» Document excerpt:

CHICAGO -- "I quit."
Lolita Watson-Bragg was at it again, doing what she says she always does. She quit high school two decades ago. She quit one low-paying job after another, never staying long enough to make much more than minimum wage. Now, not even halfway through a free, 12-week course training her to be a chef, she was throwing in her kitchen towel.
"I always quit," she told classmates. "I never finish anything."
Among her 16 classmates were an ex-con and single moms, the unemployed and underemployed, soup-kitchen regulars and homeless-shelter residents. All had signed up for a chefs' course taught at the Greater Chicago Food Depository, a nonprofit food bank, hoping to learn skills that could lead to steady work and a fresh start. They promised to carry each other to the finish.
Barely a month had passed before the first stumble. Mrs. Watson-Bragg, a 39-year-old mother of five, declared she was tired of fumbling with knives, struggling with metric conversions and rising before dawn to get to class. Fellow students exhorted her to stick with it. "We can get through this," said Cynthia Kiss, 49, unemployed and battling her own frustrations in the class.
The instructors insisted Mrs. Watson-Bragg think about it and come back the next day, if only to say goodbye.
The students had embarked on a culinary boot camp called Community Kitchens. The program aimed to teach the basics of cooking -- slicing, dicing, sizing, baking, fricasseeing -- with the goal of landing each one a job. But more important than knife skills were life skills: responsibility, punctuality, teamwork, commitment. Some would learn those better than others.
Since the Chicago Food Depository opened in 1978, its main mission has been to feed the hungry. This year, more than 40 million pounds of donated food will move through its freezers and storage halls on the way to 600 groups feeding nearly 500,000 people around the city.
In 1998, borrowing a concept originated at a Washington, D.C., soup kitchen, the Chicago Food Depository offered its first chef-training class. "We don't only want to feed the hungry. We want to end hunger," says Michael Mulqueen, then the Food Depository's executive director. "And you won't begin to solve the hunger problem unless you get people jobs."
Government attempts to train low-skilled workers so they can get better jobs date back at least to the 1960s. But such programs took on new importance after the 1996 welfare-reform law forced many welfare recipients to find work at the risk of losing benefits and set firm limits on how long others could remain on welfare. Concern that many people would be left without support led to an increase in private funding for job-training programs.
Last year, there were 30 chef-training classes, with a total of about 1,000 students, at food banks across the country affiliated with America's Second Harvest, a national network of food banks. Second Harvest estimates the cost per student averages about $4,000, funded mainly by donations from corporations, foundations and individuals.
Nationwide, these classes graduated 775 students last year. According to Second Harvest, about 70 percent have a job within one month, and more than 65 percent retain their first job for at least six months. In a survey of students in the 2004 classes, 22 percent were homeless when they started the course, and 44 percent were on food stamps.
"For those who succeed," says Kate Maehr, the Chicago Food Depository's current executive director, "this is the beginning of the end of the cycle of poverty."

» Problem: Print the part of the article on the Chicago chef-training course from "Lolita Watson-Bragg was" to "her kitchen towel." word for word. The material after this point is not needed.

Annotated listings of elements:
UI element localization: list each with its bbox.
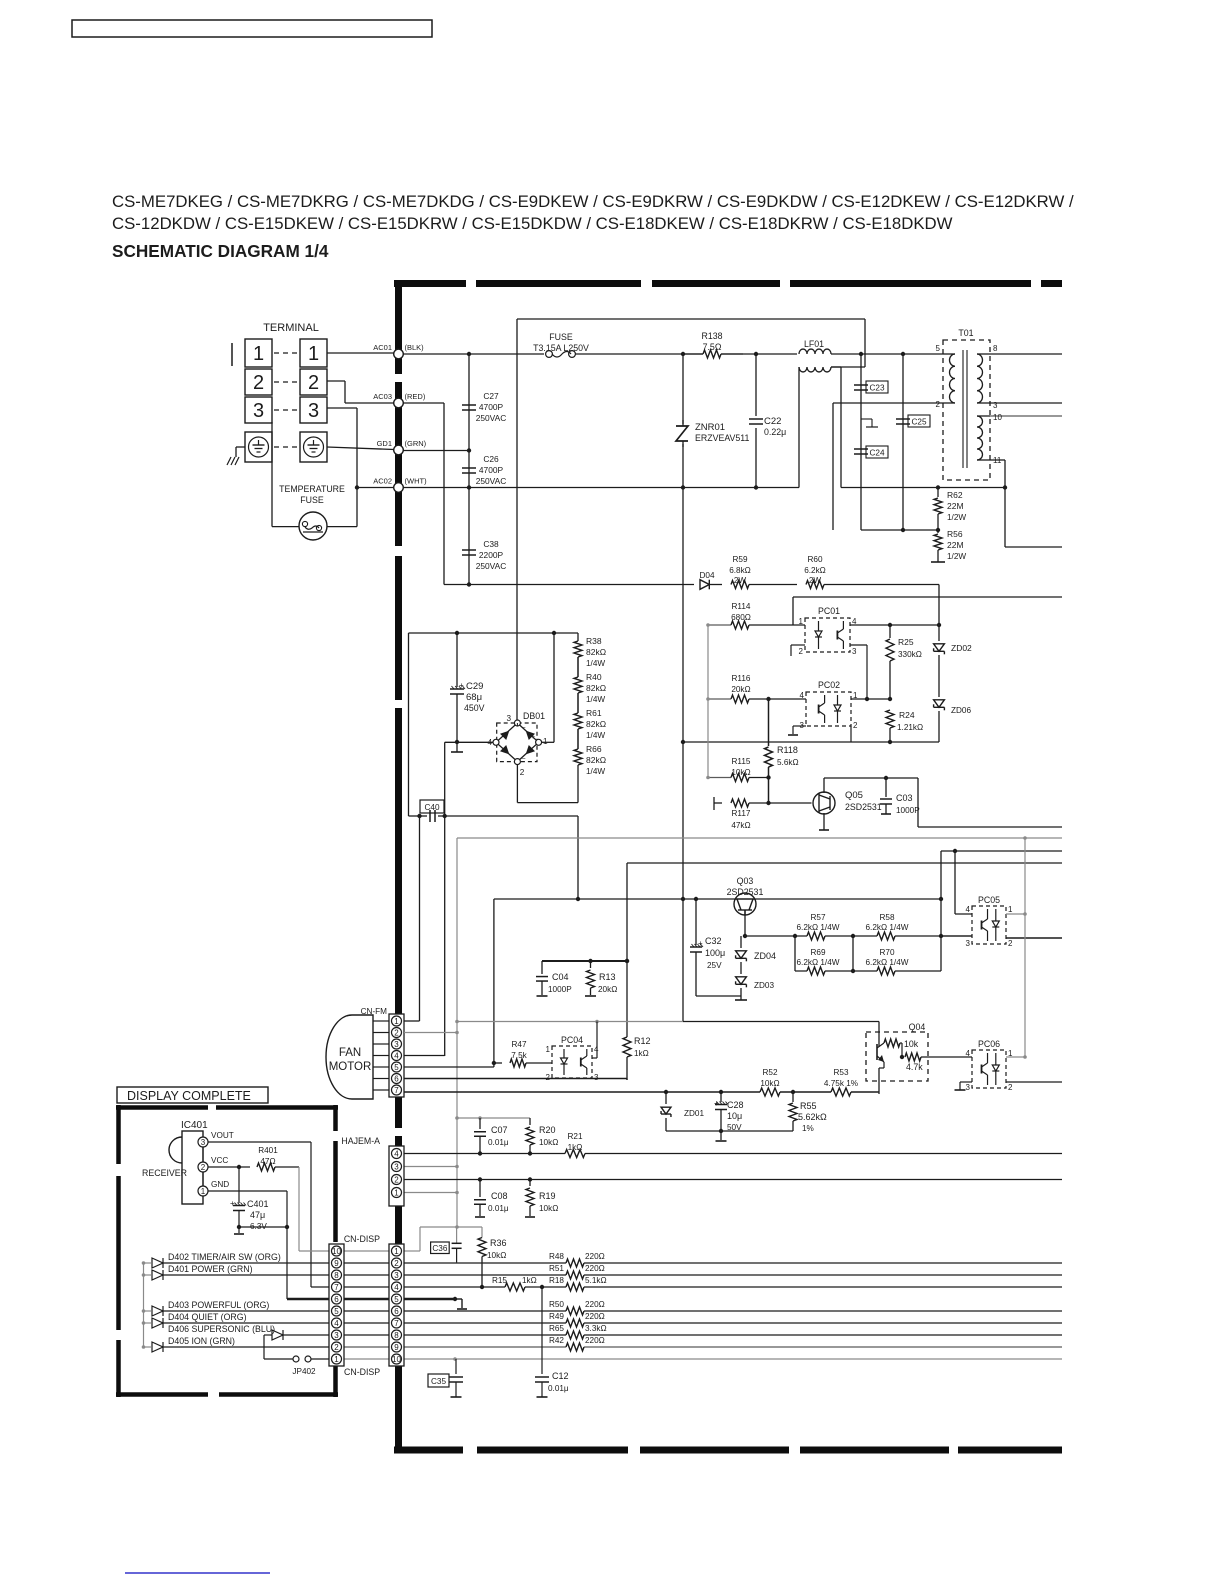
svg-text:D403 POWERFUL (ORG): D403 POWERFUL (ORG) (168, 1300, 269, 1310)
svg-text:220Ω: 220Ω (585, 1252, 605, 1261)
svg-text:R69: R69 (810, 948, 825, 957)
svg-text:1kΩ: 1kΩ (634, 1049, 649, 1058)
svg-text:3: 3 (253, 400, 264, 422)
svg-text:4: 4 (487, 738, 492, 747)
svg-text:R51: R51 (549, 1264, 564, 1273)
svg-text:4: 4 (394, 1149, 399, 1158)
svg-text:10kΩ: 10kΩ (539, 1204, 558, 1213)
svg-text:1000P: 1000P (896, 806, 920, 815)
svg-text:82kΩ: 82kΩ (586, 755, 606, 765)
svg-text:6.2kΩ 1/4W: 6.2kΩ 1/4W (797, 923, 840, 932)
svg-text:3: 3 (594, 1073, 599, 1082)
svg-text:GD1: GD1 (377, 439, 392, 448)
svg-text:1: 1 (1008, 1049, 1013, 1058)
svg-text:6.2kΩ 1/4W: 6.2kΩ 1/4W (797, 958, 840, 967)
svg-text:Q04: Q04 (909, 1022, 926, 1032)
svg-text:PC04: PC04 (561, 1035, 583, 1045)
svg-text:82kΩ: 82kΩ (586, 647, 606, 657)
svg-text:0.01μ: 0.01μ (488, 1138, 509, 1147)
svg-text:4.7k: 4.7k (906, 1062, 923, 1072)
svg-text:R18: R18 (549, 1276, 564, 1285)
svg-text:R70: R70 (879, 948, 894, 957)
svg-text:CS-ME7DKEG / CS-ME7DKRG / CS-M: CS-ME7DKEG / CS-ME7DKRG / CS-ME7DKDG / C… (112, 192, 1074, 211)
svg-text:C38: C38 (483, 539, 499, 549)
svg-text:10μ: 10μ (727, 1111, 742, 1121)
svg-text:2: 2 (201, 1163, 206, 1172)
svg-text:4: 4 (394, 1283, 399, 1292)
svg-text:10kΩ: 10kΩ (539, 1138, 558, 1147)
svg-text:6.3V: 6.3V (250, 1222, 267, 1231)
svg-text:C26: C26 (483, 454, 499, 464)
svg-text:1/4W: 1/4W (586, 695, 605, 704)
svg-text:R52: R52 (762, 1068, 777, 1077)
svg-text:7: 7 (394, 1319, 399, 1328)
svg-text:1: 1 (394, 1017, 399, 1026)
svg-text:5: 5 (394, 1295, 399, 1304)
svg-text:1: 1 (253, 343, 264, 365)
svg-text:R138: R138 (701, 331, 722, 341)
svg-text:220Ω: 220Ω (585, 1300, 605, 1309)
svg-text:3: 3 (334, 1331, 339, 1340)
svg-text:D404 QUIET (ORG): D404 QUIET (ORG) (168, 1312, 247, 1322)
svg-text:TEMPERATURE: TEMPERATURE (279, 484, 345, 494)
svg-text:CS-12DKDW / CS-E15DKEW / CS-E1: CS-12DKDW / CS-E15DKEW / CS-E15DKRW / CS… (112, 214, 953, 233)
svg-text:6.2kΩ 1/4W: 6.2kΩ 1/4W (866, 958, 909, 967)
svg-text:Q05: Q05 (845, 790, 863, 801)
svg-text:R47: R47 (511, 1040, 526, 1049)
svg-text:2200P: 2200P (479, 550, 504, 560)
svg-text:C04: C04 (552, 972, 569, 982)
svg-text:11: 11 (993, 456, 1002, 465)
svg-text:R12: R12 (634, 1036, 651, 1046)
svg-text:R118: R118 (777, 745, 798, 755)
svg-text:1/2W: 1/2W (947, 513, 966, 522)
svg-text:5.62kΩ: 5.62kΩ (798, 1112, 827, 1122)
svg-text:8: 8 (394, 1331, 399, 1340)
svg-text:R57: R57 (810, 913, 825, 922)
svg-text:D401 POWER (GRN): D401 POWER (GRN) (168, 1264, 253, 1274)
svg-text:R42: R42 (549, 1336, 564, 1345)
svg-text:+: + (714, 1099, 719, 1108)
svg-text:3: 3 (394, 1271, 399, 1280)
svg-text:4700P: 4700P (479, 465, 504, 475)
svg-text:LF01: LF01 (804, 339, 824, 349)
svg-text:1/4W: 1/4W (586, 767, 605, 776)
svg-text:2W: 2W (809, 576, 822, 585)
svg-text:DB01: DB01 (523, 711, 545, 721)
svg-text:RECEIVER: RECEIVER (142, 1168, 187, 1178)
svg-text:6.2kΩ 1/4W: 6.2kΩ 1/4W (866, 923, 909, 932)
svg-text:R116: R116 (732, 674, 751, 683)
svg-text:ZD06: ZD06 (951, 706, 971, 715)
svg-text:2: 2 (853, 721, 858, 730)
svg-text:R401: R401 (258, 1146, 278, 1155)
svg-text:R61: R61 (586, 708, 602, 718)
svg-text:10: 10 (392, 1355, 401, 1364)
svg-text:ZD04: ZD04 (754, 951, 776, 961)
svg-text:R48: R48 (549, 1252, 564, 1261)
svg-text:1: 1 (394, 1188, 399, 1197)
svg-text:R58: R58 (879, 913, 894, 922)
svg-text:R24: R24 (899, 710, 915, 720)
svg-text:1kΩ: 1kΩ (568, 1143, 583, 1152)
svg-text:R56: R56 (947, 529, 963, 539)
svg-text:−: − (501, 734, 505, 741)
svg-text:C25: C25 (911, 418, 926, 427)
svg-text:220Ω: 220Ω (585, 1264, 605, 1273)
svg-text:R114: R114 (732, 602, 751, 611)
svg-text:47μ: 47μ (250, 1210, 265, 1220)
svg-text:C36: C36 (432, 1244, 447, 1253)
svg-text:1: 1 (799, 617, 804, 626)
svg-text:3: 3 (394, 1162, 399, 1171)
svg-text:330kΩ: 330kΩ (898, 650, 922, 659)
svg-text:2SD2531: 2SD2531 (845, 802, 882, 812)
svg-text:3: 3 (852, 647, 857, 656)
svg-text:MOTOR: MOTOR (329, 1061, 372, 1073)
svg-text:20kΩ: 20kΩ (731, 685, 750, 694)
svg-text:1: 1 (543, 737, 548, 746)
svg-text:C29: C29 (466, 681, 483, 692)
svg-text:C24: C24 (869, 449, 884, 458)
svg-text:2: 2 (520, 768, 525, 777)
svg-text:680Ω: 680Ω (731, 613, 751, 622)
svg-text:9: 9 (394, 1343, 399, 1352)
svg-text:+: + (459, 681, 464, 690)
svg-text:450V: 450V (464, 703, 485, 713)
svg-text:5: 5 (394, 1063, 399, 1072)
svg-text:8: 8 (334, 1271, 339, 1280)
svg-text:4: 4 (594, 1045, 599, 1054)
svg-text:2: 2 (546, 1073, 551, 1082)
svg-text:1/4W: 1/4W (586, 731, 605, 740)
svg-text:3: 3 (800, 721, 805, 730)
svg-text:1: 1 (201, 1187, 206, 1196)
svg-text:250VAC: 250VAC (476, 561, 507, 571)
svg-text:4: 4 (966, 1049, 971, 1058)
svg-text:IC401: IC401 (181, 1120, 208, 1131)
svg-text:2W: 2W (734, 576, 747, 585)
svg-text:ZD01: ZD01 (684, 1109, 704, 1118)
svg-text:2: 2 (936, 400, 941, 409)
svg-text:FUSE: FUSE (300, 495, 324, 505)
svg-text:~: ~ (522, 725, 526, 732)
svg-text:C08: C08 (491, 1191, 508, 1201)
svg-text:1000P: 1000P (548, 985, 572, 994)
svg-text:ERZVEAV511: ERZVEAV511 (695, 433, 750, 443)
svg-text:C32: C32 (705, 936, 722, 946)
svg-text:4: 4 (800, 691, 805, 700)
svg-text:JP402: JP402 (292, 1367, 316, 1376)
svg-text:R38: R38 (586, 636, 602, 646)
svg-text:3: 3 (966, 1083, 971, 1092)
svg-text:1.21kΩ: 1.21kΩ (897, 723, 923, 732)
svg-text:R117: R117 (732, 809, 751, 818)
svg-text:C07: C07 (491, 1125, 508, 1135)
svg-text:5.1kΩ: 5.1kΩ (585, 1276, 607, 1285)
svg-text:D04: D04 (699, 571, 714, 580)
svg-text:6: 6 (394, 1307, 399, 1316)
svg-text:22M: 22M (947, 501, 964, 511)
svg-text:R21: R21 (567, 1132, 582, 1141)
svg-text:82kΩ: 82kΩ (586, 683, 606, 693)
svg-text:25V: 25V (707, 961, 722, 970)
svg-text:R59: R59 (732, 555, 747, 564)
svg-text:GND: GND (211, 1180, 229, 1189)
svg-text:0.01μ: 0.01μ (488, 1204, 509, 1213)
svg-text:PC05: PC05 (978, 895, 1000, 905)
svg-text:R115: R115 (732, 757, 751, 766)
svg-text:C40: C40 (424, 803, 439, 812)
svg-text:Q03: Q03 (737, 876, 754, 886)
svg-text:(WHT): (WHT) (405, 477, 428, 486)
svg-text:2: 2 (394, 1028, 399, 1037)
svg-text:10kΩ: 10kΩ (487, 1251, 506, 1260)
svg-text:1/2W: 1/2W (947, 552, 966, 561)
svg-text:5: 5 (936, 344, 941, 353)
svg-text:2: 2 (799, 647, 804, 656)
svg-text:1: 1 (853, 691, 858, 700)
svg-text:10kΩ: 10kΩ (760, 1079, 779, 1088)
svg-text:6.2kΩ: 6.2kΩ (804, 566, 826, 575)
svg-text:2: 2 (394, 1259, 399, 1268)
svg-text:D406 SUPERSONIC (BLU): D406 SUPERSONIC (BLU) (168, 1324, 275, 1334)
svg-text:HAJEM-A: HAJEM-A (341, 1136, 380, 1146)
svg-text:C03: C03 (896, 793, 913, 803)
svg-text:1: 1 (334, 1355, 339, 1364)
svg-text:50V: 50V (727, 1123, 742, 1132)
svg-text:R36: R36 (490, 1238, 507, 1248)
svg-text:VOUT: VOUT (211, 1131, 234, 1140)
svg-text:2: 2 (308, 372, 319, 394)
svg-text:10k: 10k (904, 1039, 919, 1049)
svg-text:C35: C35 (431, 1377, 446, 1386)
svg-text:R62: R62 (947, 490, 963, 500)
svg-text:R25: R25 (898, 637, 914, 647)
svg-text:47kΩ: 47kΩ (731, 821, 750, 830)
svg-text:+: + (531, 734, 535, 741)
svg-text:TERMINAL: TERMINAL (263, 322, 319, 334)
svg-text:R19: R19 (539, 1191, 556, 1201)
svg-text:47Ω: 47Ω (260, 1157, 275, 1166)
svg-text:C401: C401 (247, 1199, 269, 1209)
svg-text:CN-DISP: CN-DISP (344, 1367, 380, 1377)
svg-text:T3.15A L250V: T3.15A L250V (533, 343, 589, 353)
svg-text:1: 1 (394, 1247, 399, 1256)
svg-text:100μ: 100μ (705, 948, 725, 958)
svg-text:FUSE: FUSE (549, 332, 573, 342)
svg-text:1%: 1% (802, 1124, 814, 1133)
svg-text:3: 3 (966, 939, 971, 948)
svg-text:R55: R55 (800, 1101, 817, 1111)
svg-text:10kΩ: 10kΩ (731, 768, 750, 777)
svg-text:AC01: AC01 (373, 343, 392, 352)
svg-text:7: 7 (394, 1086, 399, 1095)
svg-text:22M: 22M (947, 540, 964, 550)
svg-text:CN-FM: CN-FM (361, 1007, 388, 1016)
svg-text:4.75k 1%: 4.75k 1% (824, 1079, 858, 1088)
svg-text:T01: T01 (958, 328, 973, 338)
svg-text:PC06: PC06 (978, 1039, 1000, 1049)
svg-text:2: 2 (253, 372, 264, 394)
svg-text:3: 3 (993, 401, 998, 410)
svg-text:3: 3 (201, 1138, 206, 1147)
svg-text:C28: C28 (727, 1100, 744, 1110)
svg-text:250VAC: 250VAC (476, 413, 507, 423)
svg-text:5.6kΩ: 5.6kΩ (777, 758, 799, 767)
svg-text:(RED): (RED) (405, 392, 426, 401)
svg-text:7.5k: 7.5k (511, 1051, 527, 1060)
svg-text:ZD02: ZD02 (951, 643, 972, 653)
svg-text:3: 3 (308, 400, 319, 422)
svg-text:1kΩ: 1kΩ (522, 1276, 537, 1285)
svg-text:3: 3 (394, 1040, 399, 1049)
svg-text:20kΩ: 20kΩ (598, 985, 617, 994)
svg-text:4: 4 (334, 1319, 339, 1328)
svg-text:0.01μ: 0.01μ (548, 1384, 569, 1393)
svg-text:1: 1 (546, 1045, 551, 1054)
svg-text:C27: C27 (483, 391, 499, 401)
svg-text:R65: R65 (549, 1324, 564, 1333)
svg-text:3: 3 (506, 714, 511, 723)
svg-text:C12: C12 (552, 1371, 569, 1381)
svg-text:PC02: PC02 (818, 680, 840, 690)
svg-text:0.22μ: 0.22μ (764, 427, 786, 437)
svg-text:VCC: VCC (211, 1156, 228, 1165)
svg-text:ZD03: ZD03 (754, 981, 774, 990)
svg-text:AC03: AC03 (373, 392, 392, 401)
svg-text:1: 1 (1008, 905, 1013, 914)
svg-text:2: 2 (1008, 939, 1013, 948)
svg-text:1/4W: 1/4W (586, 659, 605, 668)
svg-text:C23: C23 (869, 384, 884, 393)
svg-text:FAN: FAN (339, 1047, 361, 1059)
svg-text:10: 10 (332, 1247, 341, 1256)
svg-text:7: 7 (334, 1283, 339, 1292)
svg-text:+: + (698, 939, 703, 948)
svg-text:8: 8 (993, 344, 998, 353)
svg-text:10: 10 (993, 413, 1002, 422)
svg-text:C22: C22 (764, 416, 781, 427)
svg-text:R50: R50 (549, 1300, 564, 1309)
svg-text:2SD2531: 2SD2531 (727, 887, 764, 897)
svg-text:R13: R13 (599, 972, 616, 982)
svg-text:R53: R53 (833, 1068, 848, 1077)
svg-text:220Ω: 220Ω (585, 1312, 605, 1321)
svg-text:+: + (230, 1199, 235, 1208)
svg-text:CN-DISP: CN-DISP (344, 1234, 380, 1244)
svg-text:(GRN): (GRN) (405, 439, 427, 448)
svg-text:6.8kΩ: 6.8kΩ (729, 566, 751, 575)
svg-text:9: 9 (334, 1259, 339, 1268)
svg-text:R20: R20 (539, 1125, 556, 1135)
svg-text:R15: R15 (492, 1276, 507, 1285)
svg-text:3.3kΩ: 3.3kΩ (585, 1324, 607, 1333)
svg-text:4: 4 (966, 905, 971, 914)
svg-text:SCHEMATIC DIAGRAM 1/4: SCHEMATIC DIAGRAM 1/4 (112, 241, 329, 261)
svg-text:R66: R66 (586, 744, 602, 754)
svg-text:6: 6 (334, 1295, 339, 1304)
svg-text:1: 1 (308, 343, 319, 365)
svg-text:4700P: 4700P (479, 402, 504, 412)
svg-text:6: 6 (394, 1074, 399, 1083)
svg-text:2: 2 (394, 1175, 399, 1184)
svg-text:~: ~ (522, 756, 526, 763)
svg-text:R40: R40 (586, 672, 602, 682)
svg-text:AC02: AC02 (373, 477, 392, 486)
svg-text:ZNR01: ZNR01 (695, 422, 725, 433)
svg-text:4: 4 (394, 1051, 399, 1060)
svg-text:68μ: 68μ (466, 692, 482, 703)
svg-text:7.5Ω: 7.5Ω (703, 342, 722, 352)
svg-text:DISPLAY COMPLETE: DISPLAY COMPLETE (127, 1089, 251, 1103)
svg-text:2: 2 (1008, 1083, 1013, 1092)
svg-text:220Ω: 220Ω (585, 1336, 605, 1345)
svg-text:PC01: PC01 (818, 606, 840, 616)
svg-text:2: 2 (334, 1343, 339, 1352)
svg-text:5: 5 (334, 1307, 339, 1316)
svg-text:R60: R60 (807, 555, 822, 564)
svg-text:(BLK): (BLK) (405, 343, 425, 352)
svg-text:D402 TIMER/AIR SW (ORG): D402 TIMER/AIR SW (ORG) (168, 1252, 281, 1262)
svg-text:4: 4 (852, 617, 857, 626)
svg-text:250VAC: 250VAC (476, 476, 507, 486)
svg-text:82kΩ: 82kΩ (586, 719, 606, 729)
svg-text:D405 ION (GRN): D405 ION (GRN) (168, 1336, 235, 1346)
svg-text:R49: R49 (549, 1312, 564, 1321)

» Completed task:
Lolita Watson-Bragg was at it again, doing what she says she always does. She quit high school two decades ago. She quit one low-paying job after another, never staying long enough to make much more than minimum wage. Now, not even halfway through a free, 12-week course training her to be a chef, she was throwing in her kitchen towel.